### EXERCISE OBJECTIVE
Using the listing below, extract each line that has the word "Ludgerus" in it.

•••••

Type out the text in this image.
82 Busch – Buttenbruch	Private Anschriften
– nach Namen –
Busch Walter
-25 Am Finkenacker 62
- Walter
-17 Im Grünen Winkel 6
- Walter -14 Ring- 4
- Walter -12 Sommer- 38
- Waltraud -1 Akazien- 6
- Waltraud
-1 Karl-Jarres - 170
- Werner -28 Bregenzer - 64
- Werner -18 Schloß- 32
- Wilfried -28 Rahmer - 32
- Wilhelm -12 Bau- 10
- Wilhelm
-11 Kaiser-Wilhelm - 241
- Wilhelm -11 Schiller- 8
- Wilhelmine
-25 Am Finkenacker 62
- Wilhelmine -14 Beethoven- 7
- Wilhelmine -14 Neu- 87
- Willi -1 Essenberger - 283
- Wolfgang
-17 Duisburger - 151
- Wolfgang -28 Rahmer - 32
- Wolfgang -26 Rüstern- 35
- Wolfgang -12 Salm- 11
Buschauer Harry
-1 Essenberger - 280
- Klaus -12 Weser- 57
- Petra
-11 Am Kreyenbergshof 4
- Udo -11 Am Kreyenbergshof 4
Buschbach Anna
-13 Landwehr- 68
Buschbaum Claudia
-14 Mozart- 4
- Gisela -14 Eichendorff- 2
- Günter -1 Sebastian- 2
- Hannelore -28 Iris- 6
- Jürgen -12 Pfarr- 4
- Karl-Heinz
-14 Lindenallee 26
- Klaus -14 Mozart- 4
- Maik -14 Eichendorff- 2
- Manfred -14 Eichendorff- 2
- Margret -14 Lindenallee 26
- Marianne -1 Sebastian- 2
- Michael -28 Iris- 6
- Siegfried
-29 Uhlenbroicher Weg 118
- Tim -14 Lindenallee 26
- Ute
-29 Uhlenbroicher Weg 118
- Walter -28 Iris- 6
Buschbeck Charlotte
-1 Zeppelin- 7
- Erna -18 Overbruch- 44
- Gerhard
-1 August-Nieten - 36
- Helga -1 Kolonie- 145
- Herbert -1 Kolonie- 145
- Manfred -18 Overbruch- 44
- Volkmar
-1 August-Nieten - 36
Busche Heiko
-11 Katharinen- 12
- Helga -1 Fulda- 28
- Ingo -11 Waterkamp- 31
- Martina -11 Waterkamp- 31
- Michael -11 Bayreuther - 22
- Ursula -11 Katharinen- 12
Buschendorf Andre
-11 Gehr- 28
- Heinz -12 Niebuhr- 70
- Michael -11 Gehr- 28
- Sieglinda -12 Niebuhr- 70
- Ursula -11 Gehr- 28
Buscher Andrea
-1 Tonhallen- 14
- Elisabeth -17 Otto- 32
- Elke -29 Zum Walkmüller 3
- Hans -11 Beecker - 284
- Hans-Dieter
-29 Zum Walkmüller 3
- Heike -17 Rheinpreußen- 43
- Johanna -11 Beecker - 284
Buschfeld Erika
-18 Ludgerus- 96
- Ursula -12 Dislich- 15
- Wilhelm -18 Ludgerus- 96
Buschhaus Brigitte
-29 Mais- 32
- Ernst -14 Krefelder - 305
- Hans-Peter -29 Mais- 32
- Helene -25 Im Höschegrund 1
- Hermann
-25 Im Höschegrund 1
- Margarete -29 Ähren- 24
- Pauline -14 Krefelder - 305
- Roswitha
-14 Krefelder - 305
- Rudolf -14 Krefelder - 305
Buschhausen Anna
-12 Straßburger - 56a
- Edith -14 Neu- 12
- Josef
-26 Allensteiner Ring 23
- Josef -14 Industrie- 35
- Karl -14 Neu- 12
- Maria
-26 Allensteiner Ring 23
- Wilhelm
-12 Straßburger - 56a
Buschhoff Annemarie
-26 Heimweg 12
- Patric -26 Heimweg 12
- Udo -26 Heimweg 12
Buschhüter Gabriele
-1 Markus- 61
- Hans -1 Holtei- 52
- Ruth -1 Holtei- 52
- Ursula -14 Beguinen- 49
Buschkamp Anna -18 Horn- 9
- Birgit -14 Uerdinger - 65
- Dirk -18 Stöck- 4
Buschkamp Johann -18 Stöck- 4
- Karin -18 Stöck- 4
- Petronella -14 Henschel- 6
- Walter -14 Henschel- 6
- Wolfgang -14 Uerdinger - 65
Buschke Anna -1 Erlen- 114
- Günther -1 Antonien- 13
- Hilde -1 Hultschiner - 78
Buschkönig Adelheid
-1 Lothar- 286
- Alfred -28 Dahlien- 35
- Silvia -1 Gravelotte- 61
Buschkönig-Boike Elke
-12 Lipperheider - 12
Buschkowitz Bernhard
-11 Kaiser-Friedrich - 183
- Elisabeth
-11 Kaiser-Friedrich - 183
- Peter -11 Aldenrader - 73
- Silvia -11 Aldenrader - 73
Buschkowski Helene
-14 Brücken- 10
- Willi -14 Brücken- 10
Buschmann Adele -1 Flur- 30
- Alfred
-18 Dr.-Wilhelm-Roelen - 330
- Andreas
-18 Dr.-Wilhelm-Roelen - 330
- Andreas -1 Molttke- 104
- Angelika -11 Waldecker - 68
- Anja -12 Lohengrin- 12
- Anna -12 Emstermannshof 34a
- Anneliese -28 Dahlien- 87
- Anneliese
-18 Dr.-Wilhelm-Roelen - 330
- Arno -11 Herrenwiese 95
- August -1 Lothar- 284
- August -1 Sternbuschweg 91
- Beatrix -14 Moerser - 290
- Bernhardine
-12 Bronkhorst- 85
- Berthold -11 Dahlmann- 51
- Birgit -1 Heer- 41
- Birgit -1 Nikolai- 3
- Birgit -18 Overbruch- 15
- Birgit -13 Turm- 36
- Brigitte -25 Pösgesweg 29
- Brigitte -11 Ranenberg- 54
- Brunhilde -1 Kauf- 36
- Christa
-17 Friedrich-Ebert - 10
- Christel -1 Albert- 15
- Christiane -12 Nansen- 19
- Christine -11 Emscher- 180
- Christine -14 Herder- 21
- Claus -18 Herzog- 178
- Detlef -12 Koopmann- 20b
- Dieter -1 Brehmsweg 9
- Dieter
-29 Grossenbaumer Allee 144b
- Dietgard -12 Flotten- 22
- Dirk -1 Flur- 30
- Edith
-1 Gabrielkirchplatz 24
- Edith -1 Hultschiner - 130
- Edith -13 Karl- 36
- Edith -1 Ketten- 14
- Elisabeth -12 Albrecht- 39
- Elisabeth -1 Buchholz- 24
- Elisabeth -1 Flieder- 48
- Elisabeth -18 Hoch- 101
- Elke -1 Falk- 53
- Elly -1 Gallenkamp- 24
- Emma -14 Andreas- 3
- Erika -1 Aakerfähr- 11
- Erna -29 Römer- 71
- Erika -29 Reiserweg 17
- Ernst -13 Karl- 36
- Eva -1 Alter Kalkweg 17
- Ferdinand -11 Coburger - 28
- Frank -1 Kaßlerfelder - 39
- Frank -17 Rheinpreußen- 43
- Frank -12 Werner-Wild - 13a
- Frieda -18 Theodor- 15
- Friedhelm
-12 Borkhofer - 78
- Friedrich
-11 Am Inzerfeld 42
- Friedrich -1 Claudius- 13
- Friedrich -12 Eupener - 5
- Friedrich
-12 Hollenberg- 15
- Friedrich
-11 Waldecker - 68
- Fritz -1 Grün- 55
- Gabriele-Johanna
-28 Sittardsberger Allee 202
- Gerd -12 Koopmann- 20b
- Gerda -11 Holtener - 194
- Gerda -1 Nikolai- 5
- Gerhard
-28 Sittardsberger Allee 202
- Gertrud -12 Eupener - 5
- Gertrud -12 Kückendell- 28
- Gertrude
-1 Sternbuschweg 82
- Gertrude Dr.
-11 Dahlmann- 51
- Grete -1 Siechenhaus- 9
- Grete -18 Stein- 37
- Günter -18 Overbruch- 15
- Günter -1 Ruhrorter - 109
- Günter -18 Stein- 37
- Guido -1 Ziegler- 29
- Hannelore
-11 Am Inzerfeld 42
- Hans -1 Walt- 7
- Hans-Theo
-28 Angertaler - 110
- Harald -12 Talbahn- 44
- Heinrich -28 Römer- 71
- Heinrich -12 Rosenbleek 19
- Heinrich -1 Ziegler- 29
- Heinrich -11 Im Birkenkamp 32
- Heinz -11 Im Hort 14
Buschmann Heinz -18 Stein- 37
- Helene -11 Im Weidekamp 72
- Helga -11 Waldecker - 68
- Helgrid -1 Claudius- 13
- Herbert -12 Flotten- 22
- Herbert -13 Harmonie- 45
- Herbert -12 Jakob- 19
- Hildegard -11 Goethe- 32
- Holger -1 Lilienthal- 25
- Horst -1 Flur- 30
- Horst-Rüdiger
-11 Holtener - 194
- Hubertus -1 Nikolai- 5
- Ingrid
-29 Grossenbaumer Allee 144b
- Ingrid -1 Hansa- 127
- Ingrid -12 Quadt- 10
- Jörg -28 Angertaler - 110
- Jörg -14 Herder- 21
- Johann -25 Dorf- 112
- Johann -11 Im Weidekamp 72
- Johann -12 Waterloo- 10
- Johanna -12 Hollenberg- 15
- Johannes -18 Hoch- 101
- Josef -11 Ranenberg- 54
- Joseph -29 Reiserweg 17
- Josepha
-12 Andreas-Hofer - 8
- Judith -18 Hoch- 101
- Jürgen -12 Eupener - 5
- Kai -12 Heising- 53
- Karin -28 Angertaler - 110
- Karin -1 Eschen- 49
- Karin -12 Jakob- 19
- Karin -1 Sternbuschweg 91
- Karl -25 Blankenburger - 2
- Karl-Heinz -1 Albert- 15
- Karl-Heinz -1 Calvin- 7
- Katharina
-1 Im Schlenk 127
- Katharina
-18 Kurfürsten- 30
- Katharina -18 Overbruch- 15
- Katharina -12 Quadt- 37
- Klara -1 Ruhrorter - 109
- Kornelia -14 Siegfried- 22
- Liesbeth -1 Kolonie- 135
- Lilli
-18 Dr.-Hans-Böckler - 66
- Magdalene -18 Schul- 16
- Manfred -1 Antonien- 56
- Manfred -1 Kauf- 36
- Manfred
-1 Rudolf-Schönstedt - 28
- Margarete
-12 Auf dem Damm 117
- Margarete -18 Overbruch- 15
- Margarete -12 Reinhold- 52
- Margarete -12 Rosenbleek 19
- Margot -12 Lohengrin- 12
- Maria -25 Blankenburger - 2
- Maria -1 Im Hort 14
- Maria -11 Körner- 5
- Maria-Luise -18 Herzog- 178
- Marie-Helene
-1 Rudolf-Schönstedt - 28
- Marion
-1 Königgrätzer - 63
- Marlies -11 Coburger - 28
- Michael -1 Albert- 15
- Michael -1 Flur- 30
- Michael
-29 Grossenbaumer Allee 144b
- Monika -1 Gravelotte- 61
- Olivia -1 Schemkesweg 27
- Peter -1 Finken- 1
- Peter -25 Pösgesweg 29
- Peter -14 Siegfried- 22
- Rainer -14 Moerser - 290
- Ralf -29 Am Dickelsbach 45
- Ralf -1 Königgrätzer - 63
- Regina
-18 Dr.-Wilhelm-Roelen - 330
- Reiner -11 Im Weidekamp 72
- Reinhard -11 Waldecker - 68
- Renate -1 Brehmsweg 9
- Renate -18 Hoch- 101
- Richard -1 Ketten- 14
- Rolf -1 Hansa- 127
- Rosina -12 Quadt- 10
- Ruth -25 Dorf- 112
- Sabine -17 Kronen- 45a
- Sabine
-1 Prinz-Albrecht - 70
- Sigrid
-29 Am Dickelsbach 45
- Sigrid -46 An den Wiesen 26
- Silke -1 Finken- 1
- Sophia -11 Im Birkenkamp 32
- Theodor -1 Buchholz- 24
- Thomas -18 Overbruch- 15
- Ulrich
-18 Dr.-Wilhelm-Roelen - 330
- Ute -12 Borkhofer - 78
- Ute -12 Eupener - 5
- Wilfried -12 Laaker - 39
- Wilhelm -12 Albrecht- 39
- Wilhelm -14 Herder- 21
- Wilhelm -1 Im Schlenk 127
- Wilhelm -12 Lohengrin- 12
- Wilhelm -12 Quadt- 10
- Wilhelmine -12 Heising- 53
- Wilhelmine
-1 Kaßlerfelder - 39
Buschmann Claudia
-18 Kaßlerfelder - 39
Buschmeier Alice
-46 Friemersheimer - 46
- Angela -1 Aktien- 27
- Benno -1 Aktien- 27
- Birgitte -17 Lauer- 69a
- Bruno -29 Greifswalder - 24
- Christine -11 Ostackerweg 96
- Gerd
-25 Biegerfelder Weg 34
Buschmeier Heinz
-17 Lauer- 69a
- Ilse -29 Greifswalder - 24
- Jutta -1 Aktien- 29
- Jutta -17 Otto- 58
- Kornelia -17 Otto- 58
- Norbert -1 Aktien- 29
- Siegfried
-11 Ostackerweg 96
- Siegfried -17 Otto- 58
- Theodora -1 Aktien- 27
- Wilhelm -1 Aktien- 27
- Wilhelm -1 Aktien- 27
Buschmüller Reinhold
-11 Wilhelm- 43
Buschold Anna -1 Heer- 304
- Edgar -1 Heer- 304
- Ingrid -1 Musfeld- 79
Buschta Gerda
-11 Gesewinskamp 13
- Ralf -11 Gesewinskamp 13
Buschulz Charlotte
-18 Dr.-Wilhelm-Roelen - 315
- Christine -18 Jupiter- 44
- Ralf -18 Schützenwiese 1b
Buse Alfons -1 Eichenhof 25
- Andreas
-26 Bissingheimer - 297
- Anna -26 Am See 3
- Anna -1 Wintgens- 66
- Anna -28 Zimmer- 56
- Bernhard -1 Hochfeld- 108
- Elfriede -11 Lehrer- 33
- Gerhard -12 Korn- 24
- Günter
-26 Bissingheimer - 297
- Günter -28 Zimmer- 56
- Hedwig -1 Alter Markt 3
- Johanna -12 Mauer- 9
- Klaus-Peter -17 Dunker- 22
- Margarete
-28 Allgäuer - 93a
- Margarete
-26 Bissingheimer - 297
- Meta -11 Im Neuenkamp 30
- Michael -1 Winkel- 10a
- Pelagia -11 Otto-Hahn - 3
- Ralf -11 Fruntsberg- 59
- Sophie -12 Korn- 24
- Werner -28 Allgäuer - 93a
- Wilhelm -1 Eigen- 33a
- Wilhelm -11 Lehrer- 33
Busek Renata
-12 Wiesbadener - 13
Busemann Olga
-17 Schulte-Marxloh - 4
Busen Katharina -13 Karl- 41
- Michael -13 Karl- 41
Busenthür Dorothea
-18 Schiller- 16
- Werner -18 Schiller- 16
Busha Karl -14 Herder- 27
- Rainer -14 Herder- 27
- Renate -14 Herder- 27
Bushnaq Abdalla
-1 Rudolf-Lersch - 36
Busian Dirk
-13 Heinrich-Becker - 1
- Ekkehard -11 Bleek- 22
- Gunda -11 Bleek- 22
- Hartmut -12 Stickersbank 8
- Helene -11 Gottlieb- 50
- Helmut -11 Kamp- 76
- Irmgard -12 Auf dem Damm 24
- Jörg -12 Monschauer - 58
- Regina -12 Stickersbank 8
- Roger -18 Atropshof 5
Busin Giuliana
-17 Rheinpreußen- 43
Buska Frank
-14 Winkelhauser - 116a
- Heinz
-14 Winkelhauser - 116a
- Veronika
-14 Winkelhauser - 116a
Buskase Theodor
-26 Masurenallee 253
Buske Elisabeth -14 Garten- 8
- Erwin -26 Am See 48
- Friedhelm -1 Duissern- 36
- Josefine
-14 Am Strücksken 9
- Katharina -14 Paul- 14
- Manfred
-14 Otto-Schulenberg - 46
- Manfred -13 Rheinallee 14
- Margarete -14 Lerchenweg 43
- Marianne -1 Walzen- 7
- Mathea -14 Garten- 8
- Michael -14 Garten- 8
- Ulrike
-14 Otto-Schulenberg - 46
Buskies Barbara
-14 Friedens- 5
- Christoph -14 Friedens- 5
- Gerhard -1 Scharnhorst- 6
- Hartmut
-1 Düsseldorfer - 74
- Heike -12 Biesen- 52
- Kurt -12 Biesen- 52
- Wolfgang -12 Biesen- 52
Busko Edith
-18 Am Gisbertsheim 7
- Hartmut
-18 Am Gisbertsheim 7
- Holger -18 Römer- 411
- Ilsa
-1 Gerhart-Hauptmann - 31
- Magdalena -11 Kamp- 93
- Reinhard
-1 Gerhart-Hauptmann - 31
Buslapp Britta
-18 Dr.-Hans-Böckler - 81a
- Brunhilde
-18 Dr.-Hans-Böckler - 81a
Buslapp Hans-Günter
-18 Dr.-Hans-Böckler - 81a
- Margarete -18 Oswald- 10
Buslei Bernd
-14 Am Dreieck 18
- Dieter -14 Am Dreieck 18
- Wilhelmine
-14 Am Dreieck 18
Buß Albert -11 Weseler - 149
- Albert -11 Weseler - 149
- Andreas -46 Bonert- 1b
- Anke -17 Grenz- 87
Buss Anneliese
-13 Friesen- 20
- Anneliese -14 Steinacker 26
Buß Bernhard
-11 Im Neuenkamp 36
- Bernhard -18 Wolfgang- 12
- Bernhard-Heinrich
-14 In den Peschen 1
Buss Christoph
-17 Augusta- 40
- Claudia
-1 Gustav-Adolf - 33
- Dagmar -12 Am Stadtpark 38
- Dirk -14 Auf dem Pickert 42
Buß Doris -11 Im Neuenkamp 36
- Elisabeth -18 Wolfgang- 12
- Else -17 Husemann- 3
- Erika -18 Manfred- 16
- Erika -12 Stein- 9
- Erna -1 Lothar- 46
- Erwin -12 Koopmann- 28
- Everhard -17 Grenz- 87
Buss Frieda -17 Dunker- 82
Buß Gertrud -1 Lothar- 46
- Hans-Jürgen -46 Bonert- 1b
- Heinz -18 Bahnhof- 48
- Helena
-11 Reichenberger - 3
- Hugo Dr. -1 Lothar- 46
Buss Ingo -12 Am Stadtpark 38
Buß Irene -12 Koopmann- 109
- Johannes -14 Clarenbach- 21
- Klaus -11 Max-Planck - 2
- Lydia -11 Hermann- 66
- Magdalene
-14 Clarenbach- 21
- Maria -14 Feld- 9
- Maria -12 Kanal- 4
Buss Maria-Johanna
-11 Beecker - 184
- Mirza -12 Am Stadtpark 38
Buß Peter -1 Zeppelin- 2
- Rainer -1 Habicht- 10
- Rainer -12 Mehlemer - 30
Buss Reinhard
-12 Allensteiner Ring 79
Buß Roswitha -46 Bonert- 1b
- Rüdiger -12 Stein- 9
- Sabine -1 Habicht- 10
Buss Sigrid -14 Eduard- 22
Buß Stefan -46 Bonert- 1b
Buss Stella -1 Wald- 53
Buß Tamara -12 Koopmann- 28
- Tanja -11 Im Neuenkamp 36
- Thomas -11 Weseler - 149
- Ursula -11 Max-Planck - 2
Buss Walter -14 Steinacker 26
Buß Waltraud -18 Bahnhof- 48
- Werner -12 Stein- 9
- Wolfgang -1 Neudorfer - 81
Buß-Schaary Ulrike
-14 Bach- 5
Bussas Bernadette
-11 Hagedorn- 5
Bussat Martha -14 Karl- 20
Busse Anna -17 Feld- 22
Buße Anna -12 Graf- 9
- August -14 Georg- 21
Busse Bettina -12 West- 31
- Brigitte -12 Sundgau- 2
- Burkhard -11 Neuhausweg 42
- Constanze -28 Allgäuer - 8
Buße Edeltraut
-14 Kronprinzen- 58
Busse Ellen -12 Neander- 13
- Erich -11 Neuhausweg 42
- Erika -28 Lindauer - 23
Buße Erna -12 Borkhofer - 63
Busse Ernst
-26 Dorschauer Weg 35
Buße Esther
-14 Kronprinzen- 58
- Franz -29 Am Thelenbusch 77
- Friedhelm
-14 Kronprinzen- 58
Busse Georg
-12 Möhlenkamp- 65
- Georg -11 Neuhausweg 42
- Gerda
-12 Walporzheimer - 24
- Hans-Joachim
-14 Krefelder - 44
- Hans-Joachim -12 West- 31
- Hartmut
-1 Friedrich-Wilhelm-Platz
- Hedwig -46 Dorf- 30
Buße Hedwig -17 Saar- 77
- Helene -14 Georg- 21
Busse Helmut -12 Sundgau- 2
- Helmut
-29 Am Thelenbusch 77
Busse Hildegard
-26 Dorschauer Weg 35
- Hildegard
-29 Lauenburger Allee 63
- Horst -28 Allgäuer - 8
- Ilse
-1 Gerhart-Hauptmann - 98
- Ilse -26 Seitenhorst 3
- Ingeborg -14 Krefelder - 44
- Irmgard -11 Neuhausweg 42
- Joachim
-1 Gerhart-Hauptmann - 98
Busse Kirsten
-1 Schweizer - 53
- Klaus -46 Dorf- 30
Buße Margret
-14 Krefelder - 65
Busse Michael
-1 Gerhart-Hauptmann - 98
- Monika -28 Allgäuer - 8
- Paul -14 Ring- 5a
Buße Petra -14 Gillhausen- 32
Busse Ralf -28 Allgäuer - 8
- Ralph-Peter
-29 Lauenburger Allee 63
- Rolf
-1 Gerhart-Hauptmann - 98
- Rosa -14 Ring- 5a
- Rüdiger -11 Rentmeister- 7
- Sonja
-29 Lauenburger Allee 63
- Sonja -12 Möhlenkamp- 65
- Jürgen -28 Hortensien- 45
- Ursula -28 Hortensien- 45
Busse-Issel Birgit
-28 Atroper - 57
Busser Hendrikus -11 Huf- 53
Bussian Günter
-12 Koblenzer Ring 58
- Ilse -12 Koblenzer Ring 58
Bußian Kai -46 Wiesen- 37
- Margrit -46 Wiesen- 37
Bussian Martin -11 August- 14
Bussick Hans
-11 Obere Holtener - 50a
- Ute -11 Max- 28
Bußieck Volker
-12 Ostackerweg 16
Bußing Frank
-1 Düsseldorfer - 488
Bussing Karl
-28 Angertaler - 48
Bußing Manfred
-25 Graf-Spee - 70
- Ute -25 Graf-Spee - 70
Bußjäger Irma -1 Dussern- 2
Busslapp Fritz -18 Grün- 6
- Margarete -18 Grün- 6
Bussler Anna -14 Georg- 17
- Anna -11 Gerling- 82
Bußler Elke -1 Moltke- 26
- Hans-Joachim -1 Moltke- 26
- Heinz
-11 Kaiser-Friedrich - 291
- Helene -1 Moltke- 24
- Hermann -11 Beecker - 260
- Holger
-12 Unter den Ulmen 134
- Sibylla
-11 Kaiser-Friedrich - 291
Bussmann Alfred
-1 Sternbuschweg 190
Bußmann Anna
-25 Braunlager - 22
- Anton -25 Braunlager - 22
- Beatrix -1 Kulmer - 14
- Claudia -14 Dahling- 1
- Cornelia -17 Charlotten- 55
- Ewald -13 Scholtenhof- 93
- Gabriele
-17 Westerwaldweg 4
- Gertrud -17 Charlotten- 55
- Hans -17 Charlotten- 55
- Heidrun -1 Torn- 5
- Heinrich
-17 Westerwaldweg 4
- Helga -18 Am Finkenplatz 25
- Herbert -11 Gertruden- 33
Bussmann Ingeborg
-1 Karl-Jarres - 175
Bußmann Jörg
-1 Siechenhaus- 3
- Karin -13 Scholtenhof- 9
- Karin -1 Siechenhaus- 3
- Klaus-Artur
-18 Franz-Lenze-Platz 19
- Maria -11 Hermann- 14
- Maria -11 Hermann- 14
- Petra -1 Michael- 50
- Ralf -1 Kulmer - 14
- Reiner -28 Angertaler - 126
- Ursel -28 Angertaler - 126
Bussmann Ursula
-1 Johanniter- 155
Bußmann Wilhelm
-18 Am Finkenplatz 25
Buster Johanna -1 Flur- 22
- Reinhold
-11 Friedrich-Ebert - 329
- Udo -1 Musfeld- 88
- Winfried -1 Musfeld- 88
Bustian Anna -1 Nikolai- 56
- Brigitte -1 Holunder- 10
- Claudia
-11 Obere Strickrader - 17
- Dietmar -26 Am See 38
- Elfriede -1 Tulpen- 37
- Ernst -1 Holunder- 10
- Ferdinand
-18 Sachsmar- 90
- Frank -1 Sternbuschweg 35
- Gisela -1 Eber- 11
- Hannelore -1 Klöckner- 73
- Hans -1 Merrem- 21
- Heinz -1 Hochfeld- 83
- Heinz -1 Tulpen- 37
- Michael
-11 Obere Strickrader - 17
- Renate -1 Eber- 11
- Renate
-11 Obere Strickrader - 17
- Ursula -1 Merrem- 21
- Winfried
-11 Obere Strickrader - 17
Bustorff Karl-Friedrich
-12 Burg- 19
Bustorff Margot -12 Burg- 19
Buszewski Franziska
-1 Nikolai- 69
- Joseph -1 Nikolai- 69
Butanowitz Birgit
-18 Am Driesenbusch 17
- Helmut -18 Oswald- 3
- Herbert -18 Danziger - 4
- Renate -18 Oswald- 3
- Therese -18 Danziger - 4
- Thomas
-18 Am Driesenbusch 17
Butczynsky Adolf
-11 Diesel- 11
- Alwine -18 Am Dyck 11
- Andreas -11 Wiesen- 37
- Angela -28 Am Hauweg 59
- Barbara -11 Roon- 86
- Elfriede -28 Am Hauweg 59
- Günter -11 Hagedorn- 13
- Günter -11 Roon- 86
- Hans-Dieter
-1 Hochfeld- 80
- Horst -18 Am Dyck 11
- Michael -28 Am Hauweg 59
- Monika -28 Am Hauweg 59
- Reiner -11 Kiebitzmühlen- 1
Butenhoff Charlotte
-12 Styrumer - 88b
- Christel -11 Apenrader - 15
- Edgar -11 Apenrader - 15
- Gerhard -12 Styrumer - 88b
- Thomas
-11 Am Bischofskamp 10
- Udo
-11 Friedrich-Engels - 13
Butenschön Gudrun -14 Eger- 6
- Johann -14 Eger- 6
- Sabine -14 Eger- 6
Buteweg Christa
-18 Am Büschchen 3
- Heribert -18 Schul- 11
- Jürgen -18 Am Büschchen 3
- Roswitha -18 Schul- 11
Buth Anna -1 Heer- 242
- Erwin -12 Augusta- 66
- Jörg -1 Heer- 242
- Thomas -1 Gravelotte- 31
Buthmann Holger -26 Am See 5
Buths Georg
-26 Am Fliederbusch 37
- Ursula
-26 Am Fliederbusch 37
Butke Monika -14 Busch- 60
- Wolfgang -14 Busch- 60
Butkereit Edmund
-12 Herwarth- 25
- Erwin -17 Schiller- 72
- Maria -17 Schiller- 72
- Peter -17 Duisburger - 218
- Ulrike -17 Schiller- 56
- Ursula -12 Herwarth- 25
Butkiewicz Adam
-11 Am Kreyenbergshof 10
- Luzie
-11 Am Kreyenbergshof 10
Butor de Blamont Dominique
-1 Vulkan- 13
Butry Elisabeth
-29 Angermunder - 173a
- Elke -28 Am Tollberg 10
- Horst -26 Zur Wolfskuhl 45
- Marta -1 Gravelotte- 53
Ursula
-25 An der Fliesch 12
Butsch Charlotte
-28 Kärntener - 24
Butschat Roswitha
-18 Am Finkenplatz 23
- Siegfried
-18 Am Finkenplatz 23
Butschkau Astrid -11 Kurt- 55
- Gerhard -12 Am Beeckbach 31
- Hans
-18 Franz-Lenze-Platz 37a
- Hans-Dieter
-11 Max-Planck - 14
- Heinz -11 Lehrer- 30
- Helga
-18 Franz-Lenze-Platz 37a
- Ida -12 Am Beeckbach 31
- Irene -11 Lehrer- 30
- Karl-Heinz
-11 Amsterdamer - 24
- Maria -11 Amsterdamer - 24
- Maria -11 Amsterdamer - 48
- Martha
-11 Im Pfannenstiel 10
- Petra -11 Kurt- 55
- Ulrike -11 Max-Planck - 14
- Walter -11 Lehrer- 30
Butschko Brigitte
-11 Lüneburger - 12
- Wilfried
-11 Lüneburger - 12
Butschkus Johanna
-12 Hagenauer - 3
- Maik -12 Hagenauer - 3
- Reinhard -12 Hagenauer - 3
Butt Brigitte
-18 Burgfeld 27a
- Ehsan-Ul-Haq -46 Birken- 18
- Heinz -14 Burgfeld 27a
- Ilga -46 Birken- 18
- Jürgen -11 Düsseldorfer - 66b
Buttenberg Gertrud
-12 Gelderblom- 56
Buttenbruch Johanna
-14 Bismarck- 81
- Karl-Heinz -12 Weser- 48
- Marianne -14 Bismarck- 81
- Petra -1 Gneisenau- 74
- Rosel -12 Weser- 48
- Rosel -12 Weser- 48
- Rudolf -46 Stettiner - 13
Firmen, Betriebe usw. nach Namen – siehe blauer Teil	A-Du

•••••

### OUTPUT FOR THIS EXERCISE
-18 Ludgerus- 96
- Wilhelm -18 Ludgerus- 96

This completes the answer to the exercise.